Given data:
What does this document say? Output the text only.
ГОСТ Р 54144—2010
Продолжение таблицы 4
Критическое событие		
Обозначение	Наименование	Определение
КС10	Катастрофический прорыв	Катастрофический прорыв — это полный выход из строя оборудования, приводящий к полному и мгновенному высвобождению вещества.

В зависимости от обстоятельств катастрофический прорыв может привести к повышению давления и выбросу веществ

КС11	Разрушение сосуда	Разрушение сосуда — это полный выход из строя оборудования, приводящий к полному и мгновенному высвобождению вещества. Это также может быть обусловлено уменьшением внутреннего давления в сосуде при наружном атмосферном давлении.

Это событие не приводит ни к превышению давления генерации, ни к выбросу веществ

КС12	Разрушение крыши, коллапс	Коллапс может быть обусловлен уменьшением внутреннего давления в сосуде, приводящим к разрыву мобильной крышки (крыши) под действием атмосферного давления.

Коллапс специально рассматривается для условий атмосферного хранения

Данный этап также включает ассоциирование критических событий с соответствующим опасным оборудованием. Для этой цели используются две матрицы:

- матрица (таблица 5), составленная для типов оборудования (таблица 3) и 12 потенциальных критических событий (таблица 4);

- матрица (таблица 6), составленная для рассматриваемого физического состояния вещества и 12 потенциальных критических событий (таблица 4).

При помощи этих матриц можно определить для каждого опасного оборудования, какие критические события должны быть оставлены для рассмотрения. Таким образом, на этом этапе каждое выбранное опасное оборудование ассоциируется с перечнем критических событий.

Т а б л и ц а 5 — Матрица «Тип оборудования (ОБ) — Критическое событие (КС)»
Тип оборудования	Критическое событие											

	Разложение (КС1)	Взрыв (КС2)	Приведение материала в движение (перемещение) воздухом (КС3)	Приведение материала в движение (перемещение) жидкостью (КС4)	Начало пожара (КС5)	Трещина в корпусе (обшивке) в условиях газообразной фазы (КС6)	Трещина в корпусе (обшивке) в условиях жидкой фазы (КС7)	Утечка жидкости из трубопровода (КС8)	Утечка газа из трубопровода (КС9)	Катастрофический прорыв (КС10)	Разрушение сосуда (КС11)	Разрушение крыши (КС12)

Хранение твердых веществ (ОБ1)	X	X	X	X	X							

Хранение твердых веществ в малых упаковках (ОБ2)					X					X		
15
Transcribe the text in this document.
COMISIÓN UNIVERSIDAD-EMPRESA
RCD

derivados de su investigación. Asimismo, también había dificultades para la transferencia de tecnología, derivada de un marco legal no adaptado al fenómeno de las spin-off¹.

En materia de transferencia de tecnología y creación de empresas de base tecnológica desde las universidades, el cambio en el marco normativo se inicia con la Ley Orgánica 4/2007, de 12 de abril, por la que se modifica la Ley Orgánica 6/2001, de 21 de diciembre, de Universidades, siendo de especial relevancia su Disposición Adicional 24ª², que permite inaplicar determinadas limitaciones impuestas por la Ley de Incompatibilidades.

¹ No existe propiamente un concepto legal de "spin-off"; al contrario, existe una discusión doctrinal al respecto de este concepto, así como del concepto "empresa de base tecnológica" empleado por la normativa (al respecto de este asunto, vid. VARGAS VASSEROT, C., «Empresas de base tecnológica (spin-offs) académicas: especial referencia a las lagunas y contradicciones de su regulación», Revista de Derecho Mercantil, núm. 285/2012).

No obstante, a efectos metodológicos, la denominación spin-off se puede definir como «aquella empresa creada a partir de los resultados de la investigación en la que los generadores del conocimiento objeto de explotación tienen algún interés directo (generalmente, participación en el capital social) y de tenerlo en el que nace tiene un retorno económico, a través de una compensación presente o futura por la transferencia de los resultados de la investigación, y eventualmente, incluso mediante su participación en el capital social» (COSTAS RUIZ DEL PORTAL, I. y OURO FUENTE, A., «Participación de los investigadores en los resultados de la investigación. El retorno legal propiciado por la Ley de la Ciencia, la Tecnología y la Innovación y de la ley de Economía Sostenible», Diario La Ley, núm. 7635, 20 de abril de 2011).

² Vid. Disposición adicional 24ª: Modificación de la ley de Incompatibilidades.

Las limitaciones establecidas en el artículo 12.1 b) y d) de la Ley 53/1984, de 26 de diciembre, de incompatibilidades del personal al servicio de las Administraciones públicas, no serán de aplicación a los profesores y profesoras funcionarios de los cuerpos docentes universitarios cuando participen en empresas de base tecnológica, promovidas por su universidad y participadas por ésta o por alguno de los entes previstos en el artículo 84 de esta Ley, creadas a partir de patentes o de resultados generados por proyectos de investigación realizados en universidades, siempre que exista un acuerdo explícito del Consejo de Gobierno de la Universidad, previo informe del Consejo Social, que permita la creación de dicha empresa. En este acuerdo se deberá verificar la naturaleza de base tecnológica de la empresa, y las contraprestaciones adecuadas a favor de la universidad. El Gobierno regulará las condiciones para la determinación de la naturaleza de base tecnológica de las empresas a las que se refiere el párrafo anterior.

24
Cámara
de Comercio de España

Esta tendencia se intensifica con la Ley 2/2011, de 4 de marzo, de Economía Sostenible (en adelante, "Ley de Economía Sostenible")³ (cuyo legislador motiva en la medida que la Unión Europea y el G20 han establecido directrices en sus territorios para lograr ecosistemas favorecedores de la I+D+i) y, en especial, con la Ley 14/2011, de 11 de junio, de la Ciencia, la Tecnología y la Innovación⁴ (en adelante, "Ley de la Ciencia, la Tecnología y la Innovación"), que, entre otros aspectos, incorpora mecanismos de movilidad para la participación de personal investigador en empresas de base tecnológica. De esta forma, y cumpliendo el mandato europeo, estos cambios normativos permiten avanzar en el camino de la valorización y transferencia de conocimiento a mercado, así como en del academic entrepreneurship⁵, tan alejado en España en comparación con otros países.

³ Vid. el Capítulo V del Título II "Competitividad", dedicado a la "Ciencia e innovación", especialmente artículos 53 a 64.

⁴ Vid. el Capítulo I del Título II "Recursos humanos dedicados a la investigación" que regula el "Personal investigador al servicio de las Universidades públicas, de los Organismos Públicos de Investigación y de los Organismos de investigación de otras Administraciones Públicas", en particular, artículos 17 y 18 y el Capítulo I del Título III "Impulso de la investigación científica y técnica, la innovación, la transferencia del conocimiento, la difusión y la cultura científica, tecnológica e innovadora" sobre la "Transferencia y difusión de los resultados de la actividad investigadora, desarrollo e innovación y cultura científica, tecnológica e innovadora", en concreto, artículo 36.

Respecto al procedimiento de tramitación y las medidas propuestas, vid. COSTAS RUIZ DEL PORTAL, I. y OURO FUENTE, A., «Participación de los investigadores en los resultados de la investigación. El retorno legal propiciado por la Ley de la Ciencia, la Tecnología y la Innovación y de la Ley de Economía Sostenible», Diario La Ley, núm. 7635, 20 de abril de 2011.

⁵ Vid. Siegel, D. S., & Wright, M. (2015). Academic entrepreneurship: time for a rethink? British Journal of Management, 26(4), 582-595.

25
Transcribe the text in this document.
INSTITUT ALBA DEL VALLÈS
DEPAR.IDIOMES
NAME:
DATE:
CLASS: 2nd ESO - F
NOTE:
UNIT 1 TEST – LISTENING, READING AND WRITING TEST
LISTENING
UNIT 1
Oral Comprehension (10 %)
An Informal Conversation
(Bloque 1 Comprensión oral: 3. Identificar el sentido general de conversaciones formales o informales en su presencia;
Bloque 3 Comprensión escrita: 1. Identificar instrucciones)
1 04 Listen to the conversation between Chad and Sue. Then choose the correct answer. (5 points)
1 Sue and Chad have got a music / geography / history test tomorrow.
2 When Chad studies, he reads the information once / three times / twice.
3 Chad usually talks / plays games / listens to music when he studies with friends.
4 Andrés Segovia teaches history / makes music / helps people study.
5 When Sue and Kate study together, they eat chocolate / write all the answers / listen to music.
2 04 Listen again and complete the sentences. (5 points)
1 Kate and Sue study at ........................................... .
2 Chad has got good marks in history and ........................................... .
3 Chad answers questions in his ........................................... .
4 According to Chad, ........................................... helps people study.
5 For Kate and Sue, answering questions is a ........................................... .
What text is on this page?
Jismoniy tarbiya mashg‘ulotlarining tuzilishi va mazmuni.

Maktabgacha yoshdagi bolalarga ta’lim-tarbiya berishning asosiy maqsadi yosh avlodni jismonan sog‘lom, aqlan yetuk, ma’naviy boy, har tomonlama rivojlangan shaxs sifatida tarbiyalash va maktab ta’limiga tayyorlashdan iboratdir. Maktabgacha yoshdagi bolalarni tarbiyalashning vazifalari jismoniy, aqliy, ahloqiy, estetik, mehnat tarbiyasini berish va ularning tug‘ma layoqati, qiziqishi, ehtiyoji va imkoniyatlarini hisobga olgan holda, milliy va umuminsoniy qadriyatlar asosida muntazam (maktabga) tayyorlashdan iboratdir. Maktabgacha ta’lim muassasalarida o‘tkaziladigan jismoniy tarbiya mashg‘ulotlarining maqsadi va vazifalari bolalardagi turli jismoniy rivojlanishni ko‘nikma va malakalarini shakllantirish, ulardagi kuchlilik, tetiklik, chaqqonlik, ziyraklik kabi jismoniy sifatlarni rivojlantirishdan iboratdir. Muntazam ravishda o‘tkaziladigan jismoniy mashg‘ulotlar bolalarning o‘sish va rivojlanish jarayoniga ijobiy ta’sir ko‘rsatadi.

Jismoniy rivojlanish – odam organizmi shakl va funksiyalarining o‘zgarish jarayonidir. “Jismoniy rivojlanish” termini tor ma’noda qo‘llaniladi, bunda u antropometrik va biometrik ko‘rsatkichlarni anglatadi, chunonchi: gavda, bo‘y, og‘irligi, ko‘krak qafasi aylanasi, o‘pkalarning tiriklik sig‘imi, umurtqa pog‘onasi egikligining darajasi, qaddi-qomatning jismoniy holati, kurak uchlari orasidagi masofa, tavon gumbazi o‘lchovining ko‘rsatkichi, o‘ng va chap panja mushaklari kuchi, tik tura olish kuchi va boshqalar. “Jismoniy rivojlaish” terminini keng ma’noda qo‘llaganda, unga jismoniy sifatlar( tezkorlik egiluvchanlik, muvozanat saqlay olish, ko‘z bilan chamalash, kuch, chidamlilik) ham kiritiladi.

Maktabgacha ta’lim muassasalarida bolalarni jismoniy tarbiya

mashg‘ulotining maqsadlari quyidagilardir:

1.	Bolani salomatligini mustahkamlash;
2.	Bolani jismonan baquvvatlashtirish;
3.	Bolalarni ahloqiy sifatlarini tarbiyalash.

The request:
Examine the records and pull out every line where the string "событие" occurs.

Expected answer:
Критическое событие		
Это событие не приводит ни к превышению давления генерации, ни к выбросу веществ
Т а б л и ц а 5 — Матрица «Тип оборудования (ОБ) — Критическое событие (КС)»
Тип оборудования	Критическое событие											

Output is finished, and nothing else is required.